• Instruction
Work out how many lines of the records contain "estomac". Answer with the number and nothing else.

• Exercise materials
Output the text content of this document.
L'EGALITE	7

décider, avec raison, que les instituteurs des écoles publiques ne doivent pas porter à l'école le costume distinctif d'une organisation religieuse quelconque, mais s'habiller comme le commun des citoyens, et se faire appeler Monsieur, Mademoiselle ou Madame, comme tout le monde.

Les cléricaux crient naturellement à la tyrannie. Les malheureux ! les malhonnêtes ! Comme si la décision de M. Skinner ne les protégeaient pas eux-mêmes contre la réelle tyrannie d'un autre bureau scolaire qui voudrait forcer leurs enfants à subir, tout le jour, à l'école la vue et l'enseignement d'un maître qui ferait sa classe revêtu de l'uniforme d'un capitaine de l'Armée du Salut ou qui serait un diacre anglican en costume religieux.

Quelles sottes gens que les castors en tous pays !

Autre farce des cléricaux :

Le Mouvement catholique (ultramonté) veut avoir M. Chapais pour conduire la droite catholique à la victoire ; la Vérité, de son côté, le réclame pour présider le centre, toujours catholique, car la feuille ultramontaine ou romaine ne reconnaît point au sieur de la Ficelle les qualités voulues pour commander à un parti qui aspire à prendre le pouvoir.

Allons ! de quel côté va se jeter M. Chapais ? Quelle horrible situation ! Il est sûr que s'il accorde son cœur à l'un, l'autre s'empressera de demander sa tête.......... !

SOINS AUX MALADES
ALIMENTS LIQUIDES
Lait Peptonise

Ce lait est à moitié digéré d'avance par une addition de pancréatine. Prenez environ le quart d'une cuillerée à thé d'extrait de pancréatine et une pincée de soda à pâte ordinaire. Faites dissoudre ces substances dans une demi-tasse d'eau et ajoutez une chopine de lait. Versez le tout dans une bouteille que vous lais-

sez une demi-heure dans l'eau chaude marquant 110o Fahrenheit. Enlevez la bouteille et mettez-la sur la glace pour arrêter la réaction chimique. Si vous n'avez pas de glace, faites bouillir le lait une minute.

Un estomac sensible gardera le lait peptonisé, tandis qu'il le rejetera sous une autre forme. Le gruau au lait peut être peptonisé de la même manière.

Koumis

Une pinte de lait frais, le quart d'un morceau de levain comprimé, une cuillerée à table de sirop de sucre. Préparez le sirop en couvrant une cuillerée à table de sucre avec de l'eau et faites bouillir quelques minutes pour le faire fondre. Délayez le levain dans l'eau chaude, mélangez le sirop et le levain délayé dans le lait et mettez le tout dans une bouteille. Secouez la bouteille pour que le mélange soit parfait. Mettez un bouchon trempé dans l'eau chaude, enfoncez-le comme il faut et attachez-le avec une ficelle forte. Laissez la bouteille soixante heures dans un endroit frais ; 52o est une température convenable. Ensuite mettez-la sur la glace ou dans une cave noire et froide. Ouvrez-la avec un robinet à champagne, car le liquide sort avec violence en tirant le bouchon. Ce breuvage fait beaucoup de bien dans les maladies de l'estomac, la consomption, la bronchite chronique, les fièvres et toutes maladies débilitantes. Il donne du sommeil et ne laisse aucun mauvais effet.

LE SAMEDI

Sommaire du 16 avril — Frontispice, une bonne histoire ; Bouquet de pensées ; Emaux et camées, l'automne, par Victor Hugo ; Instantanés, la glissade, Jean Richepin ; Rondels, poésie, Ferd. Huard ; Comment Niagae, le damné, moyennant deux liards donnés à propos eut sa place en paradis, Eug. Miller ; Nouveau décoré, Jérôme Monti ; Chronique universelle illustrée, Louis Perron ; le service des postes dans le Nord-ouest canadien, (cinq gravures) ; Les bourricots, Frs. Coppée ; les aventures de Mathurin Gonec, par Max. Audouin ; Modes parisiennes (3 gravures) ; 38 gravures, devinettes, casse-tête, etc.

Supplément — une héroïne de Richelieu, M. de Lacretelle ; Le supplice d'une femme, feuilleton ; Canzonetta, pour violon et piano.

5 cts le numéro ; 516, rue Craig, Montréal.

• Expected output
2